What is expected: Rewrite these lines, putting "editable" wherever "interactable" appears and keeping everything else the same.

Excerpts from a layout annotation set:

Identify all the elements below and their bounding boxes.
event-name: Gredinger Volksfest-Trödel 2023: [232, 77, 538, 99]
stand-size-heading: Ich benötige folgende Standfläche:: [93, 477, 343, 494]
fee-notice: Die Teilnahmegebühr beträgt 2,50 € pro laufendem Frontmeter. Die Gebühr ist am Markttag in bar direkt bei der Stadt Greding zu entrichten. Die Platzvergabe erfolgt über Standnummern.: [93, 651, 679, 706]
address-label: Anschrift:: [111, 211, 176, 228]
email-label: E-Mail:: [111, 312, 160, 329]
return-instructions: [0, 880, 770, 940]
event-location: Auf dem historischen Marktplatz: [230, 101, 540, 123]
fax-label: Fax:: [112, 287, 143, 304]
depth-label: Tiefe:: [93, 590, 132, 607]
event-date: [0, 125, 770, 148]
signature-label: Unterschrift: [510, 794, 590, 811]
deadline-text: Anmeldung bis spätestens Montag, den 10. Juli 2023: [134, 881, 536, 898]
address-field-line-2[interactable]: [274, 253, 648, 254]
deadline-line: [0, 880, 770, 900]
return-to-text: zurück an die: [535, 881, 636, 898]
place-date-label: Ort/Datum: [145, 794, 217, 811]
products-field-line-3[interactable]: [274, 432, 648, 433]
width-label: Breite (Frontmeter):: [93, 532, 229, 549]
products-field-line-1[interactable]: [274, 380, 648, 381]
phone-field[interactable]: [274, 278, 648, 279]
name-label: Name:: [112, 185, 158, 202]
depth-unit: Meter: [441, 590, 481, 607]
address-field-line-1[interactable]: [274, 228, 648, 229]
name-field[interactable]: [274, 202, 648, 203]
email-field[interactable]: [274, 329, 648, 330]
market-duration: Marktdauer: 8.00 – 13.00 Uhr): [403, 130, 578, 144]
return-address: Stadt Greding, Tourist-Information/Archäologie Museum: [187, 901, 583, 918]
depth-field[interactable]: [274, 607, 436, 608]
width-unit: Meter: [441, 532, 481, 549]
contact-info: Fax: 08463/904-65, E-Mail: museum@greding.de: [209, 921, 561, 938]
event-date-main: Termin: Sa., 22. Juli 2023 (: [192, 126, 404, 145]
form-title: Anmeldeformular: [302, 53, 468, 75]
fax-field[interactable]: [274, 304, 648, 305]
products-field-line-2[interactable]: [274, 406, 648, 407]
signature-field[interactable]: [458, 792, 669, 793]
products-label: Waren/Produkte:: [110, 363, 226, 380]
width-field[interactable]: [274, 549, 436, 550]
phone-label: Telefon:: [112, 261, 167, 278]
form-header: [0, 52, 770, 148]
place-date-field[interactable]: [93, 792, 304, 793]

The response:
Identify all the elements below and their bounding boxes.
event-name: Gredinger Volksfest-Trödel 2023: [232, 77, 538, 99]
stand-size-heading: Ich benötige folgende Standfläche:: [93, 477, 343, 494]
fee-notice: Die Teilnahmegebühr beträgt 2,50 € pro laufendem Frontmeter. Die Gebühr ist am Markttag in bar direkt bei der Stadt Greding zu entrichten. Die Platzvergabe erfolgt über Standnummern.: [93, 651, 679, 706]
address-label: Anschrift:: [111, 211, 176, 228]
email-label: E-Mail:: [111, 312, 160, 329]
return-instructions: [0, 880, 770, 940]
event-location: Auf dem historischen Marktplatz: [230, 101, 540, 123]
fax-label: Fax:: [112, 287, 143, 304]
depth-label: Tiefe:: [93, 590, 132, 607]
event-date: [0, 125, 770, 148]
signature-label: Unterschrift: [510, 794, 590, 811]
deadline-text: Anmeldung bis spätestens Montag, den 10. Juli 2023: [134, 881, 536, 898]
address-field-line-2[editable]: [274, 253, 648, 254]
deadline-line: [0, 880, 770, 900]
return-to-text: zurück an die: [535, 881, 636, 898]
place-date-label: Ort/Datum: [145, 794, 217, 811]
products-field-line-3[editable]: [274, 432, 648, 433]
width-label: Breite (Frontmeter):: [93, 532, 229, 549]
products-field-line-1[editable]: [274, 380, 648, 381]
phone-field[editable]: [274, 278, 648, 279]
name-label: Name:: [112, 185, 158, 202]
depth-unit: Meter: [441, 590, 481, 607]
address-field-line-1[editable]: [274, 228, 648, 229]
name-field[editable]: [274, 202, 648, 203]
email-field[editable]: [274, 329, 648, 330]
market-duration: Marktdauer: 8.00 – 13.00 Uhr): [403, 130, 578, 144]
return-address: Stadt Greding, Tourist-Information/Archäologie Museum: [187, 901, 583, 918]
depth-field[editable]: [274, 607, 436, 608]
width-unit: Meter: [441, 532, 481, 549]
contact-info: Fax: 08463/904-65, E-Mail: museum@greding.de: [209, 921, 561, 938]
event-date-main: Termin: Sa., 22. Juli 2023 (: [192, 126, 404, 145]
form-title: Anmeldeformular: [302, 53, 468, 75]
fax-field[editable]: [274, 304, 648, 305]
products-field-line-2[editable]: [274, 406, 648, 407]
signature-field[editable]: [458, 792, 669, 793]
products-label: Waren/Produkte:: [110, 363, 226, 380]
width-field[editable]: [274, 549, 436, 550]
phone-label: Telefon:: [112, 261, 167, 278]
form-header: [0, 52, 770, 148]
place-date-field[editable]: [93, 792, 304, 793]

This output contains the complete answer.